• GIVEN DATA:
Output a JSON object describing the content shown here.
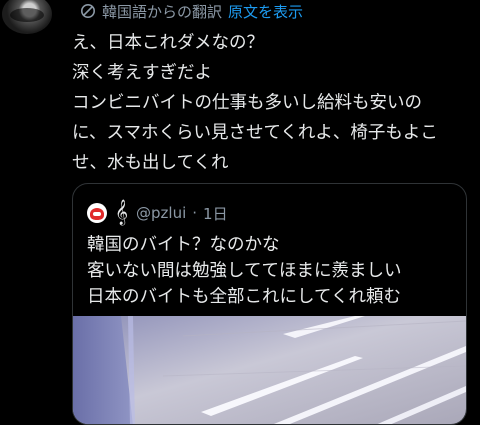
{
  "translate": {
    "label": "韓国語からの翻訳",
    "show_original": "原文を表示"
  },
  "tweet": {
    "text": "え、日本これダメなの？\n深く考えすぎだよ\nコンビニバイトの仕事も多いし給料も安いの\nに、スマホくらい見させてくれよ、椅子もよこ\nせ、水も出してくれ"
  },
  "quote": {
    "handle": "@pzlui",
    "separator": "·",
    "time": "1日",
    "text": "韓国のバイト？なのかな\n客いない間は勉強しててほまに羨ましい\n日本のバイトも全部これにしてくれ頼む"
  },
  "colors": {
    "background": "#000000",
    "text": "#e7e9ea",
    "muted": "#8b98a5",
    "link": "#1d9bf0",
    "border": "#2f3336"
  }
}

• TASK DIRECTIONS: Return all of the entries exactly as written, but drop any pictures they hold.

• SOLUTION TO THIS EXERCISE:
Output a JSON object describing the content shown here.
{
  "translate": {
    "label": "韓国語からの翻訳",
    "show_original": "原文を表示"
  },
  "tweet": {
    "text": "え、日本これダメなの？\n深く考えすぎだよ\nコンビニバイトの仕事も多いし給料も安いの\nに、スマホくらい見させてくれよ、椅子もよこ\nせ、水も出してくれ"
  },
  "quote": {
    "handle": "@pzlui",
    "separator": "·",
    "time": "1日",
    "text": "韓国のバイト？なのかな\n客いない間は勉強しててほまに羨ましい\n日本のバイトも全部これにしてくれ頼む"
  },
  "colors": {
    "background": "#000000",
    "text": "#e7e9ea",
    "muted": "#8b98a5",
    "link": "#1d9bf0",
    "border": "#2f3336"
  }
}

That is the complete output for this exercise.